◆ INSTRUÇÃO 1 ◆
Responda às perguntas abaixo com base no texto sobre política de natalidade no Brasil.
(a) Que tema, segundo o texto, é discutido atualmente com avidez?
(b) Que itens a maioria usa na prática, conforme o texto?
(c) Em que tipo de conversa muitos manifestam a opinião sobre a raiz dos índices de violência?
◆ INSTRUÇÃO 2 ◆
Repita o trecho do texto sobre política de natalidade no Brasil que vai de "Cássia Fernandes é" até "respeito do assunto.", inclusive.

Cássia Fernandes é jornalista e escritora / lcassiaf@gmail.com

Alinhavos

Por que não se fala em política de natalidade no Brasil?

| 16.05.13 - 19:54
Por que em torno de certos temas paira uma espécie de silêncio respeitoso ou constrangedor? Por que certos assuntos não são incluídos na agenda pública, não se tornam objeto de programas governamentais amplamente divulgados, não são discutidos nos jornais por meio de matérias jornalísticas ou artigos, parecendo constituir uma espécie de tabu? Eis o que, acredito, ocorre com a questão da política de natalidade no Brasil. Vejam que nem sequer ouso falar em controle de natalidade, em aborto, mas em uma política a respeito do assunto.

Será que o impede a discussão é o peso que tem a religião no País, ainda tradicionalmente católico, a forma conservadora como a Igreja aborda ainda o uso de métodos contraceptivos? Não creio. Embora a Igreja Católica, de modo geral, mantenha tal discurso, defendendo que os casais católicos tenham tantos filhos quanto Deus mandar, na prática não é assim que se comporta a maioria, diante dos olhos bem abertos da própria instituição, usando pílulas e preservativos, sem qualquer temor religioso, de castigo eterno no inferno ardente. Sem contar que o Estado é laico, não sofrendo tão pesadamente a influência da religião na formulação de políticas públicas, e a participação de outras correntes religiosas mais liberais é a cada dia crescente.

Difícil entender por que se discutem atualmente com tal avidez temas tão delicados, como a redução da maioridade penal, e não se toca num ponto que, creio, é crucial, se não para a solução de muitos problemas que afetam o País, ao menos para evitar que um quadro de exclusão, de violência, de desrespeito ao direito das crianças se perpetue ainda por décadas. Estará a explicação em uma prática deliberada de grupos políticos e das tais classes dominantes para manter  altos os índices de natalidade, para se conservar no poder, praticando política assistencialista e distribuindo benefícios sociais? Também não acredito em um descaso intencional, em teorias conspiratórias.

Noto que alguns amigos e conhecidos, a boca pequena, comentam o fato de que as mulheres no Brasil, sobretudo as de classes sociais mais baixas, têm grande número de filhos, que o País ainda apresenta altas taxas de natalidade e de gravidez na adolescência. São muitos os que, como eu, em conversas privadas, manifestam a opinião de que tais fenômenos estão na raiz dos alarmantes índices de violência.  No entanto, quando se trata de expor publicamente tal posição, há um estranho e desanimador silêncio.

◆ DADOS FORNECIDOS ◆
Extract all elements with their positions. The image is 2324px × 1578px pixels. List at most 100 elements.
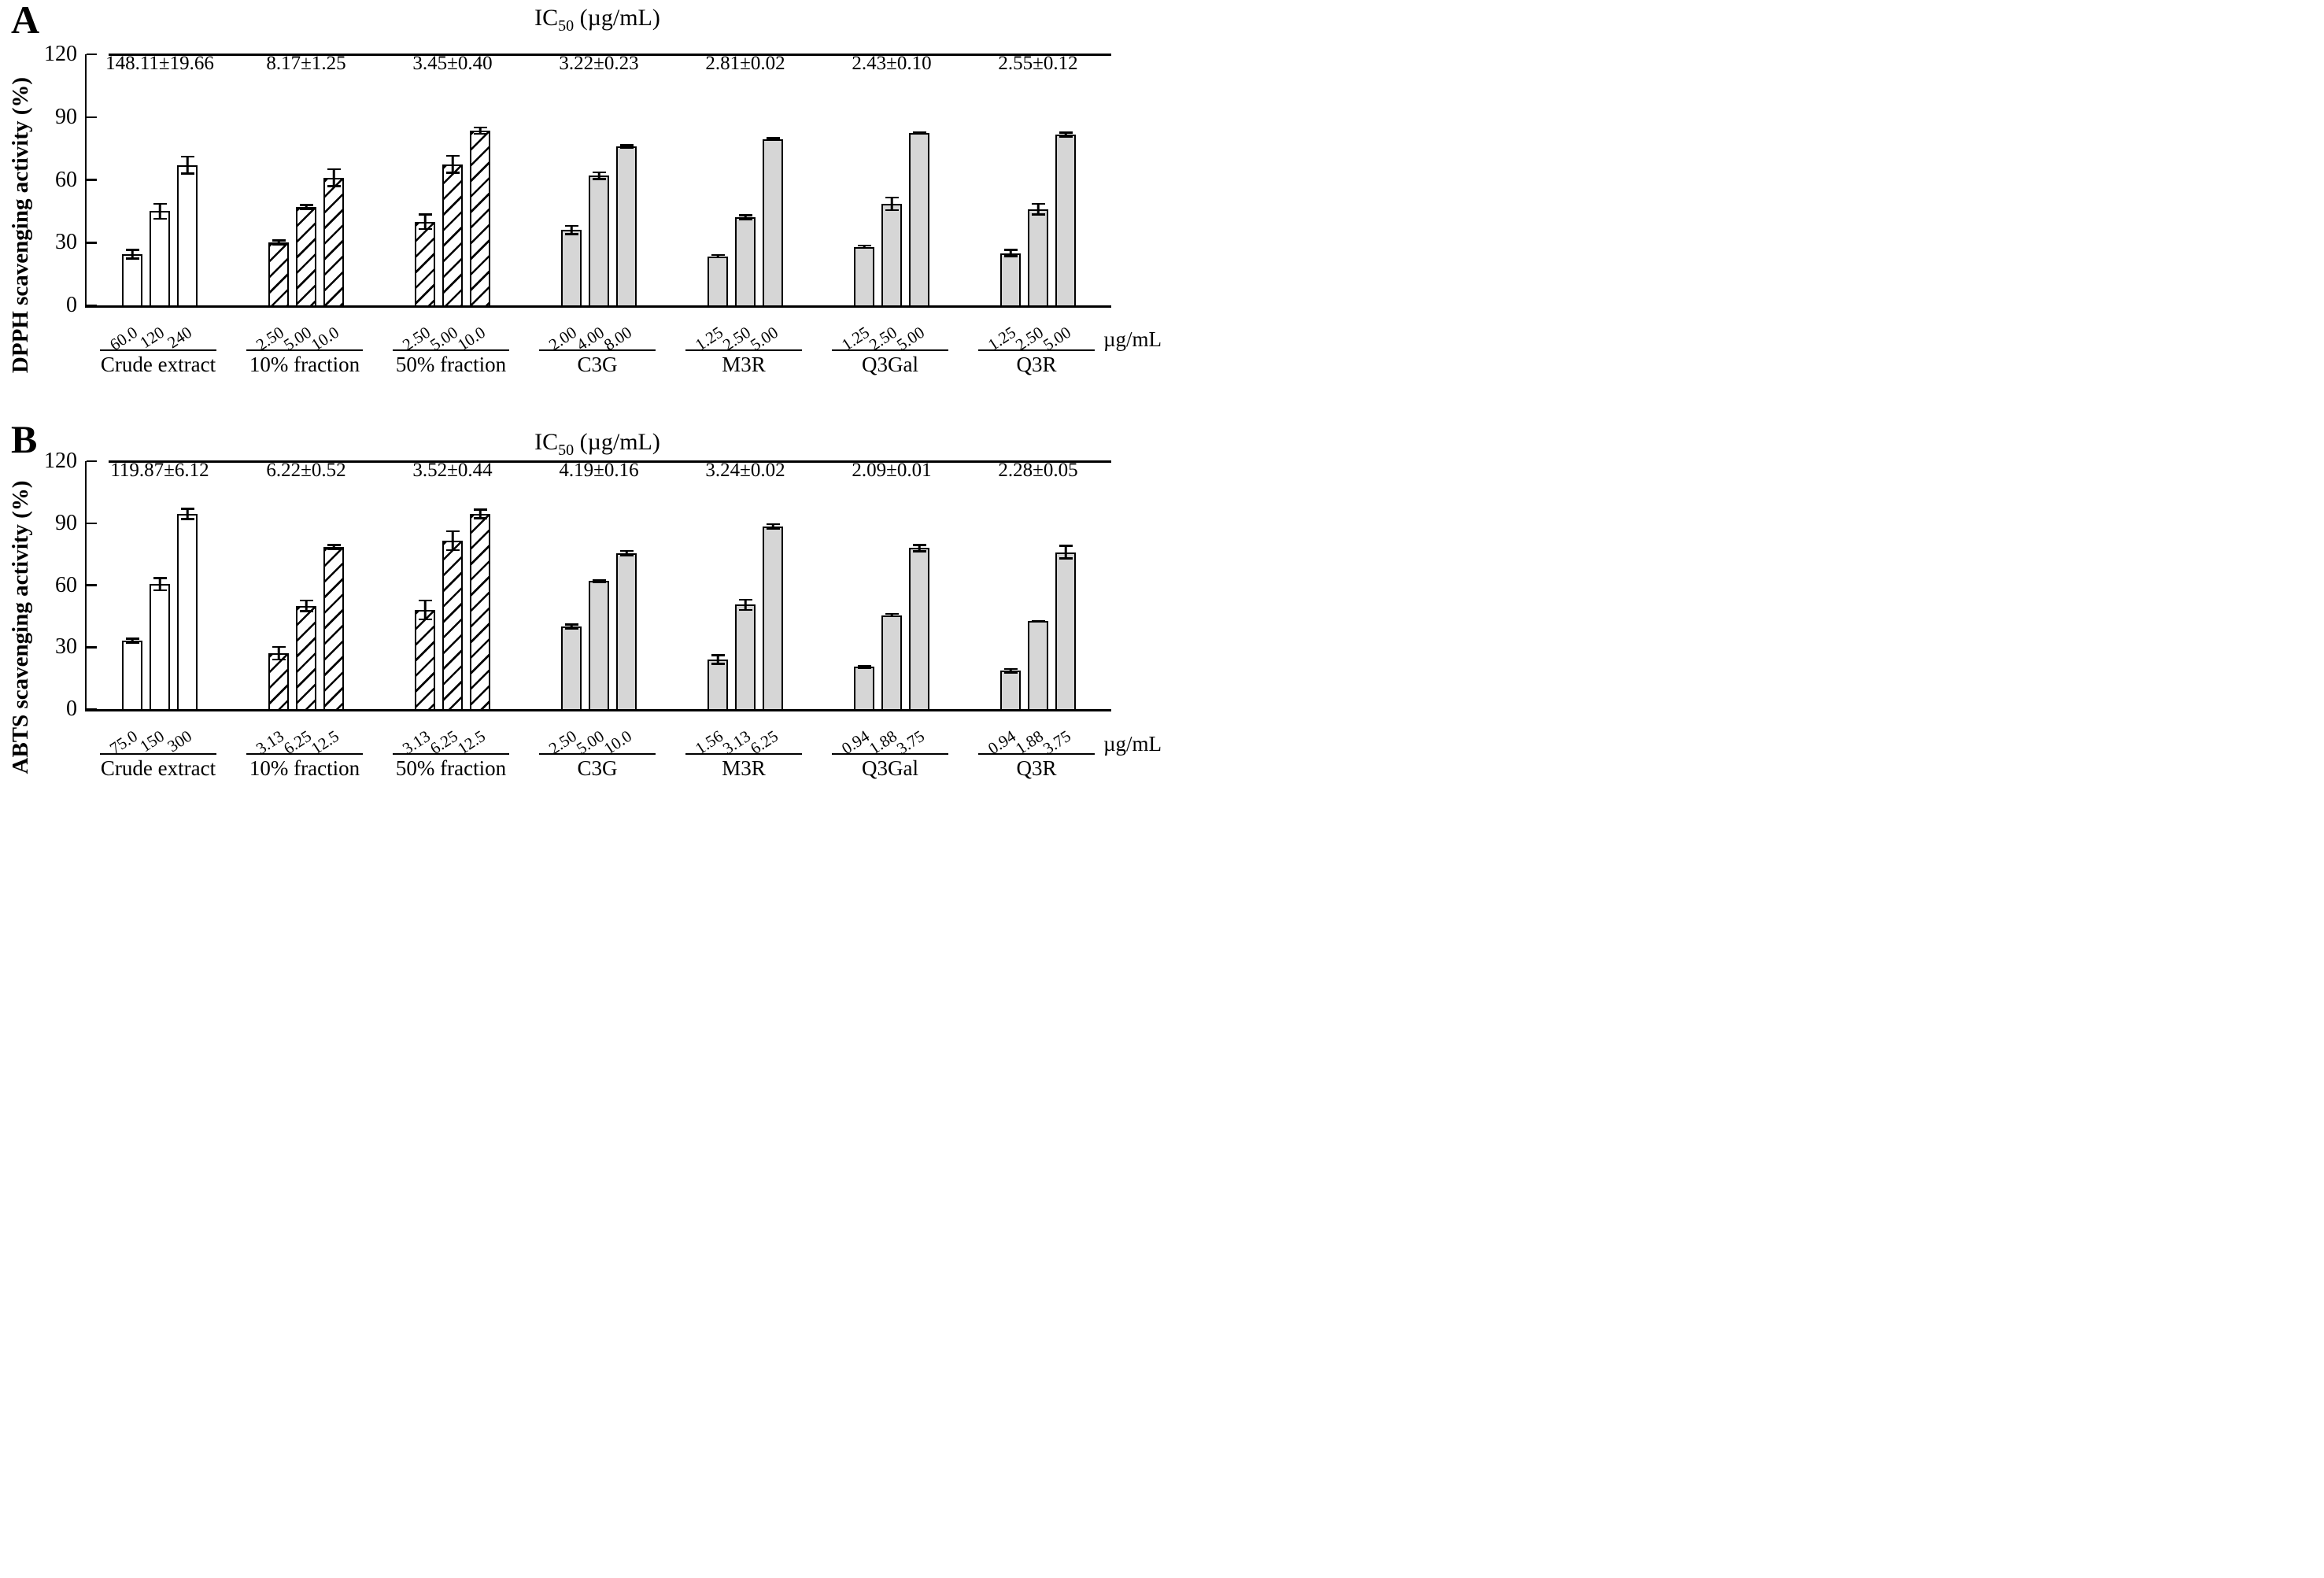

◆ RESPOSTA ESPERADA 1 ◆
(a) A redução da maioridade penal.
(b) Pílulas e preservativos.
(c) Em conversas privadas.

◆ RESPOSTA ESPERADA 2 ◆
Cássia Fernandes é jornalista e escritora / lcassiaf@gmail.com

Alinhavos

Por que não se fala em política de natalidade no Brasil?

| 16.05.13 - 19:54
Por que em torno de certos temas paira uma espécie de silêncio respeitoso ou constrangedor? Por que certos assuntos não são incluídos na agenda pública, não se tornam objeto de programas governamentais amplamente divulgados, não são discutidos nos jornais por meio de matérias jornalísticas ou artigos, parecendo constituir uma espécie de tabu? Eis o que, acredito, ocorre com a questão da política de natalidade no Brasil. Vejam que nem sequer ouso falar em controle de natalidade, em aborto, mas em uma política a respeito do assunto.